Verilen alıntı:
################
Birkaç farklı isim de vardı ama sezonun geldiğimiz bu döneminde artık ağustosun sonlarında bu transferi yapacak hale geldiğimiz zaman özellikleri, dışarıda kalan diğer uzunlara göre Vernon’u öne çıkardı.
Vernon’un gelişime açık, belli bir şutu da var ve pası da olan bir oyuncu. Tabii ki G-League’deki boşluklara, koridorlara göre Avrupa basketbolu çok daha sert. Boyalı alanda çok daha büyük kavga var. Vernon’un da kendini buna adapte etmesi lazım.
Biz de bunun üzerine konuşuyoruz, çalışıyoruz. Bu alışkanlıkları elde ettiği zaman bence o özellikleri çok daha rahat ortaya koyacak. Çok yönlü bir oyuncu. Skor yapma özelliği var. Delgado da skor yapabiliyordu ama o bitirici roldeydi, roll oyuncusu olarak devriliyordu.
Savunmada da blok tehdidi var ve muazzam bir atlet. Özellikle kas grubu. Eğer öğrettiklerimizi alabilirsek kariyeri de yukarıya doğru ivmelenecek.
Biraz Braian Angola’dan bahsedelim istiyorum. Sezon ortasında Maccabi Tel Aviv ile anlaşmıştı malumunuz. O durum sizce takımı bir tık da olsa olumsuz etkiledi mi?
Aslına pek de etkilemedi. Belki benim basketbol oynadığım dönemde olsa hem kulüp tarafı hem oyuncu tarafı hem de taraftar tarafı bunları çok kabullenemezdi. Bugün farklı. Sezon içerisinde bu transferler olabiliyor ve herkes o profesyonelliği devam ettirebiliyor. Takımı pek etkilemedi.
Ancak Angola özelinde yarı final ve final serilerinde performansına bir parça eksi yazmış olabilir. Bu benim kendi değerlendirmem.
################
Alıştırma yönergesi:
Yukarıdaki basketbol söyleşisini son cümleden sonra kaldığı yerden sürdürebilir misin?
################
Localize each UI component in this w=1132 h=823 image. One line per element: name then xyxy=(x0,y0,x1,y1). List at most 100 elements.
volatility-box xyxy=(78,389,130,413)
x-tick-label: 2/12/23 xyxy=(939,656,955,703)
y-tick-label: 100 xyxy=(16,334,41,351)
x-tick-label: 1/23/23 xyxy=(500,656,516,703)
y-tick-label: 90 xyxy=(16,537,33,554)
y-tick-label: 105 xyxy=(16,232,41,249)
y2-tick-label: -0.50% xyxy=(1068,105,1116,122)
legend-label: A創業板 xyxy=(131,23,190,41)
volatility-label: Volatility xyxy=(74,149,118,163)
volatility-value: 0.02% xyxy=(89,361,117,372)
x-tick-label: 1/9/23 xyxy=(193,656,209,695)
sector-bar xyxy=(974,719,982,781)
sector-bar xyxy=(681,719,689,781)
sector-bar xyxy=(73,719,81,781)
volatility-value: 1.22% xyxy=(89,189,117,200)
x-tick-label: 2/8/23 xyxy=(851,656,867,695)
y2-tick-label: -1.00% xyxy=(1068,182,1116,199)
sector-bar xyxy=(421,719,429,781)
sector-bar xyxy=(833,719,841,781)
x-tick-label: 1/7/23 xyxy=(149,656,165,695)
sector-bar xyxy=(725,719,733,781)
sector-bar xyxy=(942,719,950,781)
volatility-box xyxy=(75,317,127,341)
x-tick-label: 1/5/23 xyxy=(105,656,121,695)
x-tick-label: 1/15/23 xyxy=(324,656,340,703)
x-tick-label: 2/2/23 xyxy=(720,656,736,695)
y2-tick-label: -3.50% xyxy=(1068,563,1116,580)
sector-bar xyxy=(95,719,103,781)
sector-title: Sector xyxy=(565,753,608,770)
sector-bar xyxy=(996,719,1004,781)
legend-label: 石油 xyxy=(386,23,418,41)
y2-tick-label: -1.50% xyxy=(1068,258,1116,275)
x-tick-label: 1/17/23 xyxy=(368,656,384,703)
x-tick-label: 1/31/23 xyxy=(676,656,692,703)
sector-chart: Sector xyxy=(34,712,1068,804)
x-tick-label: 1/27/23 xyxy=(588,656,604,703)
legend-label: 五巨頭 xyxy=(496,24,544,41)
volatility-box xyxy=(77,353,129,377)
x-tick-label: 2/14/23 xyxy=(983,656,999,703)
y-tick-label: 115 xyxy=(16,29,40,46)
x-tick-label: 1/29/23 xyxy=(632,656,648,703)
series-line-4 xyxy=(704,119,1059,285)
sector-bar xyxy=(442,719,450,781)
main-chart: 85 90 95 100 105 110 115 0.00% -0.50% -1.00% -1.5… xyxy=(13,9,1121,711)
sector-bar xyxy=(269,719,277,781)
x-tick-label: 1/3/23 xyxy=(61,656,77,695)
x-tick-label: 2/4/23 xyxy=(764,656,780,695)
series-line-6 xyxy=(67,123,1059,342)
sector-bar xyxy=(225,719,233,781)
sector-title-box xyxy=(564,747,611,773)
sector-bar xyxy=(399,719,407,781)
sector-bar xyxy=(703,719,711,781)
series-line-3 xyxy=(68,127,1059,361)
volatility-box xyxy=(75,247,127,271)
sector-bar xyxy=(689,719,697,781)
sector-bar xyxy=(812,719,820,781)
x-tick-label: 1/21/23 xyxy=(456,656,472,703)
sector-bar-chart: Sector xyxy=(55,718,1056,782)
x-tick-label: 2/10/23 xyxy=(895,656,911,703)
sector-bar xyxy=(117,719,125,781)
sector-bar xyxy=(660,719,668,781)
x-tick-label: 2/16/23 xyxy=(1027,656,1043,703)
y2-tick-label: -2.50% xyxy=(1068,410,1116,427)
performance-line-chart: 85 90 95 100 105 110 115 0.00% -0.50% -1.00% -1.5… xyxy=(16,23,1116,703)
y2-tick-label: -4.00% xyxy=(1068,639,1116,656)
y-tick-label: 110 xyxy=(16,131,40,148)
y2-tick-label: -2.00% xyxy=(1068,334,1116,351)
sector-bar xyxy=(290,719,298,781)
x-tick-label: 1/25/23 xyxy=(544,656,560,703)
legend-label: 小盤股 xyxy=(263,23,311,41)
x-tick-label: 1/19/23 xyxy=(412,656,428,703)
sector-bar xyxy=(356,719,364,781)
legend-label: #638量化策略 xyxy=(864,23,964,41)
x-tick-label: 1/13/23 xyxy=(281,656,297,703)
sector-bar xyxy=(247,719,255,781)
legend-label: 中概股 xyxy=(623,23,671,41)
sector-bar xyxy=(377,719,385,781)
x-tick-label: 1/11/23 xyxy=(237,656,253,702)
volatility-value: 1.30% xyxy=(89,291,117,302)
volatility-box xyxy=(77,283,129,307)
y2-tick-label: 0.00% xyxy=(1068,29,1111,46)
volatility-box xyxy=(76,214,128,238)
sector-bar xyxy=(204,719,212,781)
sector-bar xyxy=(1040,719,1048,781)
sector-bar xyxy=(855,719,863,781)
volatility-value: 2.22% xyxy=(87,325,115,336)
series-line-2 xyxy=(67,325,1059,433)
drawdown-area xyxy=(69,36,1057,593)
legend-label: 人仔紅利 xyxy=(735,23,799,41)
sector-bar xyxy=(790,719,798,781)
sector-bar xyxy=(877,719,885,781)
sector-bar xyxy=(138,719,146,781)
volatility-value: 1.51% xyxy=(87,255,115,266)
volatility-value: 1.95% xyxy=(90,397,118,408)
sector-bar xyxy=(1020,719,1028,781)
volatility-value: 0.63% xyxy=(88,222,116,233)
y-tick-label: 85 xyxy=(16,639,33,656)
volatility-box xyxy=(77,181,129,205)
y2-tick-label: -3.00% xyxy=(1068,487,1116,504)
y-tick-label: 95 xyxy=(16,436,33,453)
################
Beklenen cevap:
Angola bütüne baktığımızda iyi bir sezon geçirdi, bu doğru. Ancak McCollum’a final ve yarı finalde gereken o skor desteğini veremedi. Angola yerine Hillard gibi bir isme yönelmenizde bunun da etkisi var mı?
Elbette var. Hilliard kolejden sonra devamlı EuroLeague’de olan, iyi bir skorer. Çok tecrübeli. Net bir şutör ve son yıllarına bakarsanız %40’la üçlük atabilen bir oyuncu. Tabii Angola, Hilliard’a göre potaya daha fazla gidebilen bir oyuncu. Hilliard’ın da farklı özellikleri var. Bu biraz da oyun kimyasıyla alakalı.
Maccabi Tel Aviv‘de biraz daha çakılı şutör olarak kaldı ama Hilliard bizde daha farklı bir role evrilecek. Bence Braian Angola’nın da artısı, geçen sezon şut yüzdesini hep yukarıda tutmasıydı. Fakat kariyerinize baktığınızda aslında geçen seneki gibi çok atmamıştı. Bu da onun için önemliydi, çünkü hep potaya atak ederek oynayamazdı. Angola da bize çok katkı verdi. Belki yarı final ve finalde skor katkısı yapamadı ama bazen oyuncuların da düşüşleri olabiliyor, normal.
Angola, Maccabi ile sağlık kontrollerinden geçemedi. O esnada geri gelmek için mutlaka haber yollamıştır diye düşünüyorum.
O sağlık kontrolü benim de anlamadığım bir nokta. Haber yollamaktan bir yana, burada oturduk ve konuştuk. O da kalmak istiyordu. Bizim de onu kadroda tutmak istediğimizi söyledim ama söylenen doğruysa çok yüksek bir rakama tekrar İsrail’i tercih etti. Yoksa biz onun performansından, takımdaki varlığından memnunduk.
Aynı şey Angel Delgado için de geçerli. Biz onu tutmadık değil, o gitti. Biz, kontratındaki opsiyonundan çıkmadık. Kendisi son gün, opsiyonunu kullanarak başka bir takıma gitmeyi tercih etti.
Oraları oynayan takımı tutarak üzerine birkaç ekleme yapmak benim için çok daha rahat olacaktı.
Vitto Brown sürecinde neler oldu tam olarak.? Ben, Bahçeşehir Koleji ile anlaştığını ve sadece resmi imzanın eksik kaldığı detayını biliyorum. Nasıl tekrar ikna ettiniz, son gün nasıl her şey değişti?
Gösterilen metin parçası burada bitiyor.